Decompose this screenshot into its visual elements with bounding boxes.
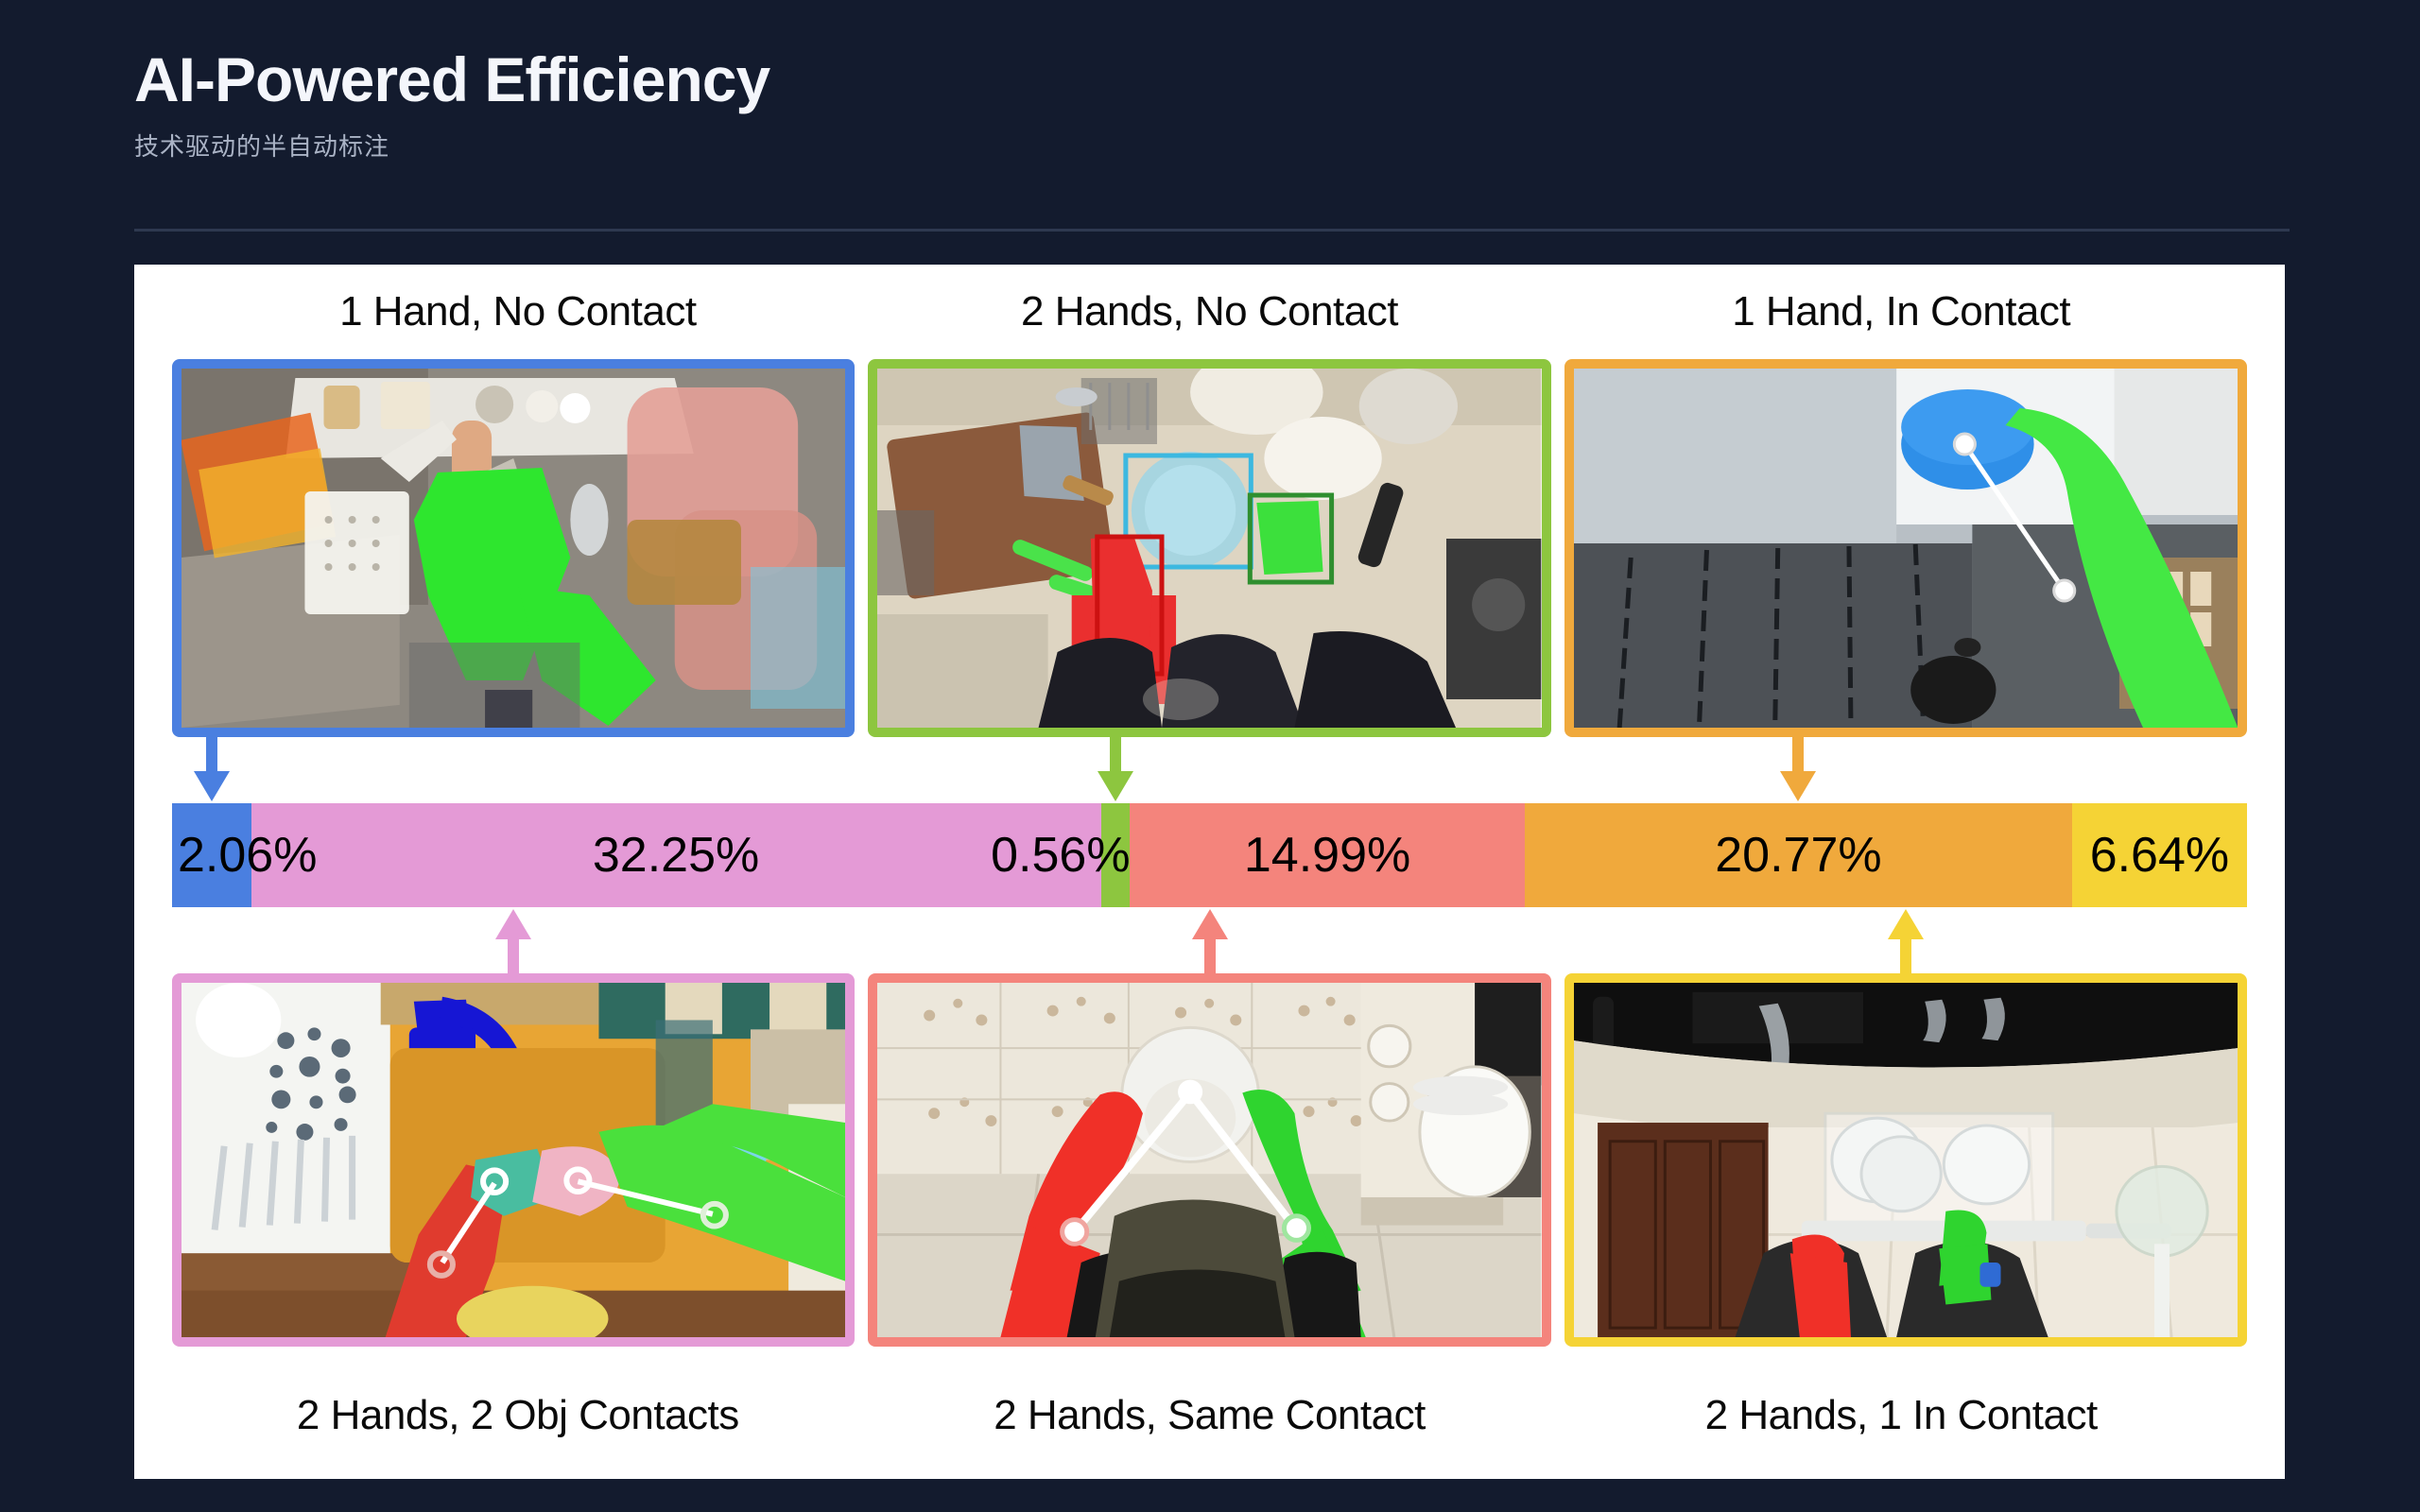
figure-content: 1 Hand, No Contact 2 Hands, No Contact 1… xyxy=(134,265,2285,1479)
bar-segment-1-hand-no-contact[interactable]: 2.06% xyxy=(172,803,251,907)
bottom-label-2-hands-1-in-contact: 2 Hands, 1 In Contact xyxy=(1555,1392,2247,1439)
bottom-label-row: 2 Hands, 2 Obj Contacts 2 Hands, Same Co… xyxy=(172,1392,2247,1462)
panel-photo-dish-rack xyxy=(1574,983,2238,1337)
bottom-label-2-hands-2-obj-contacts: 2 Hands, 2 Obj Contacts xyxy=(172,1392,864,1439)
panel-2-hands-no-contact[interactable] xyxy=(868,359,1550,737)
arrow-up-violet xyxy=(495,909,531,973)
top-panel-row xyxy=(172,359,2247,737)
panel-2-hands-1-in-contact[interactable] xyxy=(1564,973,2247,1347)
bottom-panel-row xyxy=(172,973,2247,1347)
top-label-row: 1 Hand, No Contact 2 Hands, No Contact 1… xyxy=(172,288,2247,354)
bar-segment-2-hands-2-obj-contacts[interactable]: 32.25% xyxy=(251,803,1101,907)
slide-root: AI-Powered Efficiency 技术驱动的半自动标注 1 Hand,… xyxy=(0,0,2420,1512)
header-divider xyxy=(134,229,2290,232)
panel-photo-cabinet-lid xyxy=(1574,369,2238,728)
bar-value-3: 14.99% xyxy=(1244,827,1410,884)
bar-segment-2-hands-1-in-contact[interactable]: 6.64% xyxy=(2072,803,2247,907)
arrow-up-yellow xyxy=(1888,909,1924,973)
panel-2-hands-same-contact[interactable] xyxy=(868,973,1550,1347)
top-label-1-hand-in-contact: 1 Hand, In Contact xyxy=(1555,288,2247,354)
bar-value-2: 0.56% xyxy=(991,827,1130,884)
bar-value-1: 32.25% xyxy=(593,827,759,884)
page-subtitle: 技术驱动的半自动标注 xyxy=(134,128,2290,163)
panel-photo-counter-bowl xyxy=(877,369,1541,728)
arrow-down-orange xyxy=(1780,737,1816,801)
arrow-up-salmon xyxy=(1192,909,1228,973)
panel-photo-kitchen-shelf xyxy=(182,369,845,728)
top-label-2-hands-no-contact: 2 Hands, No Contact xyxy=(864,288,1556,354)
page-title: AI-Powered Efficiency xyxy=(134,45,2290,114)
top-label-1-hand-no-contact: 1 Hand, No Contact xyxy=(172,288,864,354)
bar-value-4: 20.77% xyxy=(1715,827,1881,884)
panel-photo-plate-two-hands xyxy=(877,983,1541,1337)
bar-segment-2-hands-no-contact[interactable]: 0.56% xyxy=(1101,803,1131,907)
panel-2-hands-2-obj-contacts[interactable] xyxy=(172,973,855,1347)
bar-segment-1-hand-in-contact[interactable]: 20.77% xyxy=(1525,803,2072,907)
bar-value-5: 6.64% xyxy=(2090,827,2229,884)
arrow-down-blue xyxy=(194,737,230,801)
panel-1-hand-no-contact[interactable] xyxy=(172,359,855,737)
arrow-down-green xyxy=(1098,737,1133,801)
bar-segment-2-hands-same-contact[interactable]: 14.99% xyxy=(1130,803,1525,907)
panel-1-hand-in-contact[interactable] xyxy=(1564,359,2247,737)
slide-header: AI-Powered Efficiency 技术驱动的半自动标注 xyxy=(134,45,2290,163)
panel-photo-yellow-sink xyxy=(182,983,845,1337)
figure-card: 1 Hand, No Contact 2 Hands, No Contact 1… xyxy=(134,265,2285,1479)
bottom-label-2-hands-same-contact: 2 Hands, Same Contact xyxy=(864,1392,1556,1439)
bar-value-0: 2.06% xyxy=(172,827,317,884)
distribution-bar: 2.06% 32.25% 0.56% 14.99% 20.77% 6.64% xyxy=(172,803,2247,907)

### Problem
Reproduce all of the entries above, swapping every occurrence of "AI-Powered Efficiency" for "AI-Driven Efficiency" and keeping everything else the same. Leave the pictures out.

### Correct response
Decompose this screenshot into its visual elements with bounding boxes.
figure-content: 1 Hand, No Contact 2 Hands, No Contact 1… xyxy=(134,265,2285,1479)
bar-segment-1-hand-no-contact[interactable]: 2.06% xyxy=(172,803,251,907)
bottom-label-2-hands-1-in-contact: 2 Hands, 1 In Contact xyxy=(1555,1392,2247,1439)
bottom-label-row: 2 Hands, 2 Obj Contacts 2 Hands, Same Co… xyxy=(172,1392,2247,1462)
panel-photo-dish-rack xyxy=(1574,983,2238,1337)
bottom-label-2-hands-2-obj-contacts: 2 Hands, 2 Obj Contacts xyxy=(172,1392,864,1439)
panel-2-hands-no-contact[interactable] xyxy=(868,359,1550,737)
arrow-up-violet xyxy=(495,909,531,973)
top-panel-row xyxy=(172,359,2247,737)
panel-2-hands-1-in-contact[interactable] xyxy=(1564,973,2247,1347)
bottom-panel-row xyxy=(172,973,2247,1347)
top-label-row: 1 Hand, No Contact 2 Hands, No Contact 1… xyxy=(172,288,2247,354)
bar-segment-2-hands-2-obj-contacts[interactable]: 32.25% xyxy=(251,803,1101,907)
slide-root: AI-Driven Efficiency 技术驱动的半自动标注 1 Hand,… xyxy=(0,0,2420,1512)
header-divider xyxy=(134,229,2290,232)
panel-photo-cabinet-lid xyxy=(1574,369,2238,728)
bar-value-3: 14.99% xyxy=(1244,827,1410,884)
bar-segment-2-hands-1-in-contact[interactable]: 6.64% xyxy=(2072,803,2247,907)
arrow-up-yellow xyxy=(1888,909,1924,973)
panel-2-hands-same-contact[interactable] xyxy=(868,973,1550,1347)
top-label-1-hand-in-contact: 1 Hand, In Contact xyxy=(1555,288,2247,354)
bar-value-2: 0.56% xyxy=(991,827,1130,884)
bar-value-1: 32.25% xyxy=(593,827,759,884)
page-subtitle: 技术驱动的半自动标注 xyxy=(134,128,2290,163)
panel-photo-counter-bowl xyxy=(877,369,1541,728)
arrow-down-orange xyxy=(1780,737,1816,801)
arrow-up-salmon xyxy=(1192,909,1228,973)
panel-photo-kitchen-shelf xyxy=(182,369,845,728)
top-label-2-hands-no-contact: 2 Hands, No Contact xyxy=(864,288,1556,354)
page-title: AI-Driven Efficiency xyxy=(134,45,2290,114)
top-label-1-hand-no-contact: 1 Hand, No Contact xyxy=(172,288,864,354)
bar-value-4: 20.77% xyxy=(1715,827,1881,884)
panel-photo-plate-two-hands xyxy=(877,983,1541,1337)
bar-segment-2-hands-no-contact[interactable]: 0.56% xyxy=(1101,803,1131,907)
panel-2-hands-2-obj-contacts[interactable] xyxy=(172,973,855,1347)
bar-segment-1-hand-in-contact[interactable]: 20.77% xyxy=(1525,803,2072,907)
bar-value-5: 6.64% xyxy=(2090,827,2229,884)
arrow-down-blue xyxy=(194,737,230,801)
panel-1-hand-no-contact[interactable] xyxy=(172,359,855,737)
arrow-down-green xyxy=(1098,737,1133,801)
bar-segment-2-hands-same-contact[interactable]: 14.99% xyxy=(1130,803,1525,907)
panel-1-hand-in-contact[interactable] xyxy=(1564,359,2247,737)
slide-header: AI-Driven Efficiency 技术驱动的半自动标注 xyxy=(134,45,2290,163)
panel-photo-yellow-sink xyxy=(182,983,845,1337)
figure-card: 1 Hand, No Contact 2 Hands, No Contact 1… xyxy=(134,265,2285,1479)
bottom-label-2-hands-same-contact: 2 Hands, Same Contact xyxy=(864,1392,1556,1439)
bar-value-0: 2.06% xyxy=(172,827,317,884)
distribution-bar: 2.06% 32.25% 0.56% 14.99% 20.77% 6.64% xyxy=(172,803,2247,907)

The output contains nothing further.